(Texte à lire)
--------------------------------

Je suis client final du diffuseur d’information – qui est une des bases de la Démocratie – et quand je vois des choses déplaisantes, je les souligne…

Après, je ne veux pas sombrer dans le poujadisme, ce n’est pas simple d’être journaliste, primo en raison du manque de temps et des moyens, secundo en raison de l’environnement qui fait que, en général, on ne peut pas y écrire tout ce que l’on veut…

Enfin, le point principal de ma critique était justement la non critique du ton de ELLE, qui donnait dans un parti pris pro-Kiev, qui est systématique dans nos médias, entrés, comme à chaque fois, en période de propagande de guerre. (et là, c’est quand même ÉNORME : on veut nous montrer un peuple (féminin) uni, luttant courageusement contre les méchants Russes, et zou, pas de bol, on tombe sur une néonazie et une fille d’extrême droite… Mais de cela on ne tirera bien entendu aucune conclusion, c’est juste du pasdbol…)

Je conseille enfin de lire le beau livre de Halimi : L’opinion, ça se travaille – dont je ne suis pas sûr qu’il soit enseigné en école de journalisme comme il se devrait…

Merci d’abord à vous pour ce charmant savonnage pas très fairplay, ni très honnête intellectuellement, qui aura enchanté mes remontées de pistes pendant mes trop rares vacances au ski la semaine passée.

Je ne vous en tiens cependant guère rigueur car je note que vous commencez votre discours d’un enchanteur compliment à mon égard en me qualifiant de « nouvelle star du journalisme français ». Je n’oserais en revendiquer tant. Je me flatte également de votre confiance à me voir rejoindre un jour le Siècle car j’aurais autant de plaisir à dialoguer avec ces gens, qu’à venir ici débattre avec vous.

Plus sérieusement, pour en revenir à nos moutons ukrainiens, nazis et blonds, je vais répondre ici à une partie des reproches que vous et vos lecteurs m’avez adressés sur le ton pas toujours aimable de ceux qui savent tout beaucoup mieux que le con du jour, moi en l’occurrence.

 - D’abord sur le fond :

Contrairement à ce que vous laissez entendre à longueur de lignes, je ne suis pas une espèce de tir au flanc pro-Kiev avide de gagner ses émoluments à coups de moindres efforts. Je ne suis qu’un humble journaliste, indépendant, qui fait son travail du mieux qu’il le peut sans toujours avoir beaucoup de moyens.

--------------------------------

(Court exercice)
Répondez brièvement à ces questions sur le texte à lire :
1. Quel livre de Halimi est recommandé ?
2. Pour quelles deux raisons n'est-il « pas simple d'être journaliste » ?
3. Pendant quoi ont eu lieu les « remontées de pistes » mentionnées ?
Les lignes qui suivent n'ont aucun rôle dans cet exercice.

(Extrait de données)

--------------------------------

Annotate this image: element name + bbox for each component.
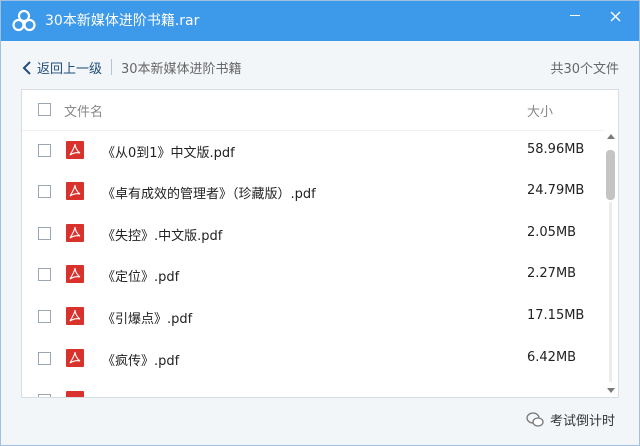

--------------------------------

(La réponse)
1. *L'opinion, ça se travaille*.
2. Le manque de temps et de moyens, et un environnement où l'on ne peut pas, en général, écrire tout ce que l'on veut.
3. Pendant de trop rares vacances au ski, la semaine passée.